Work to be completed:
Beneath this sentence is a set of records; write each of them out exactly.

Records supplied:

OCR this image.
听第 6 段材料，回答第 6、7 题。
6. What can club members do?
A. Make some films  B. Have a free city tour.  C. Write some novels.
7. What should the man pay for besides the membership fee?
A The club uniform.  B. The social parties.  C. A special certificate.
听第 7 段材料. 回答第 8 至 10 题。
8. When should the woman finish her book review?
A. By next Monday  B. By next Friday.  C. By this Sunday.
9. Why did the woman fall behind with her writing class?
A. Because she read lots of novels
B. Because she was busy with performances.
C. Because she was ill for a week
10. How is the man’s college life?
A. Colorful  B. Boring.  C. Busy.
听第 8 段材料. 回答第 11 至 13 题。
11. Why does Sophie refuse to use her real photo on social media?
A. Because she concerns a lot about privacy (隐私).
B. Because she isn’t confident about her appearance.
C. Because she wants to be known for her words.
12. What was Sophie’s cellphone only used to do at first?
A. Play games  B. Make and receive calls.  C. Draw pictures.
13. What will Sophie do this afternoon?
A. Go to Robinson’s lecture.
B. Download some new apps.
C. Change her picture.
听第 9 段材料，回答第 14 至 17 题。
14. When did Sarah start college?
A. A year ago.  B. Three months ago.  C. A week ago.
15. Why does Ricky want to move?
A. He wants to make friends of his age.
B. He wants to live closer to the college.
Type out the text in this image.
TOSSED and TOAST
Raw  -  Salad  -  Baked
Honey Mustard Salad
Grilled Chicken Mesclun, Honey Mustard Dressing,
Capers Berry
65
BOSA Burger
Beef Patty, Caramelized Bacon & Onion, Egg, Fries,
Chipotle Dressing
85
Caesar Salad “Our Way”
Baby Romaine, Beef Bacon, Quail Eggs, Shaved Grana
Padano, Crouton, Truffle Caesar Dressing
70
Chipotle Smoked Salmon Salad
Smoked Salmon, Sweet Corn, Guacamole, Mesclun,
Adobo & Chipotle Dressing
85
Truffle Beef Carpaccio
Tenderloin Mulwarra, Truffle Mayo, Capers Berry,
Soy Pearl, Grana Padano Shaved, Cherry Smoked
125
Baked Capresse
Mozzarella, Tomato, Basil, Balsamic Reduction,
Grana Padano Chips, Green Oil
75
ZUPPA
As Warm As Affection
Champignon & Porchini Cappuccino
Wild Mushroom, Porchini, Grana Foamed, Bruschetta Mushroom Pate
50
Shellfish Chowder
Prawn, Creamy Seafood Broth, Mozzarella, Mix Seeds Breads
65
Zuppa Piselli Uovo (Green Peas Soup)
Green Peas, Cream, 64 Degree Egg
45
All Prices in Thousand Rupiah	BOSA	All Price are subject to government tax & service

Task output:
OCR this image.
听第 6 段材料，回答第 6、7 题。
6. What can club members do?
A. Make some films  B. Have a free city tour.  C. Write some novels.
7. What should the man pay for besides the membership fee?
A The club uniform.  B. The social parties.  C. A special certificate.
听第 7 段材料. 回答第 8 至 10 题。
8. When should the woman finish her book review?
A. By next Monday  B. By next Friday.  C. By this Sunday.
9. Why did the woman fall behind with her writing class?
A. Because she read lots of novels
B. Because she was busy with performances.
C. Because she was ill for a week
10. How is the man’s college life?
A. Colorful  B. Boring.  C. Busy.
听第 8 段材料. 回答第 11 至 13 题。
11. Why does Sophie refuse to use her real photo on social media?
A. Because she concerns a lot about privacy (隐私).
B. Because she isn’t confident about her appearance.
C. Because she wants to be known for her words.
12. What was Sophie’s cellphone only used to do at first?
A. Play games  B. Make and receive calls.  C. Draw pictures.
13. What will Sophie do this afternoon?
A. Go to Robinson’s lecture.
B. Download some new apps.
C. Change her picture.
听第 9 段材料，回答第 14 至 17 题。
14. When did Sarah start college?
A. A year ago.  B. Three months ago.  C. A week ago.
15. Why does Ricky want to move?
A. He wants to make friends of his age.
B. He wants to live closer to the college.
Type out the text in this image.
TOSSED and TOAST
Raw  -  Salad  -  Baked
Honey Mustard Salad
Grilled Chicken Mesclun, Honey Mustard Dressing,
Capers Berry
65
BOSA Burger
Beef Patty, Caramelized Bacon & Onion, Egg, Fries,
Chipotle Dressing
85
Caesar Salad “Our Way”
Baby Romaine, Beef Bacon, Quail Eggs, Shaved Grana
Padano, Crouton, Truffle Caesar Dressing
70
Chipotle Smoked Salmon Salad
Smoked Salmon, Sweet Corn, Guacamole, Mesclun,
Adobo & Chipotle Dressing
85
Truffle Beef Carpaccio
Tenderloin Mulwarra, Truffle Mayo, Capers Berry,
Soy Pearl, Grana Padano Shaved, Cherry Smoked
125
Baked Capresse
Mozzarella, Tomato, Basil, Balsamic Reduction,
Grana Padano Chips, Green Oil
75
ZUPPA
As Warm As Affection
Champignon & Porchini Cappuccino
Wild Mushroom, Porchini, Grana Foamed, Bruschetta Mushroom Pate
50
Shellfish Chowder
Prawn, Creamy Seafood Broth, Mozzarella, Mix Seeds Breads
65
Zuppa Piselli Uovo (Green Peas Soup)
Green Peas, Cream, 64 Degree Egg
45
All Prices in Thousand Rupiah	BOSA	All Price are subject to government tax & service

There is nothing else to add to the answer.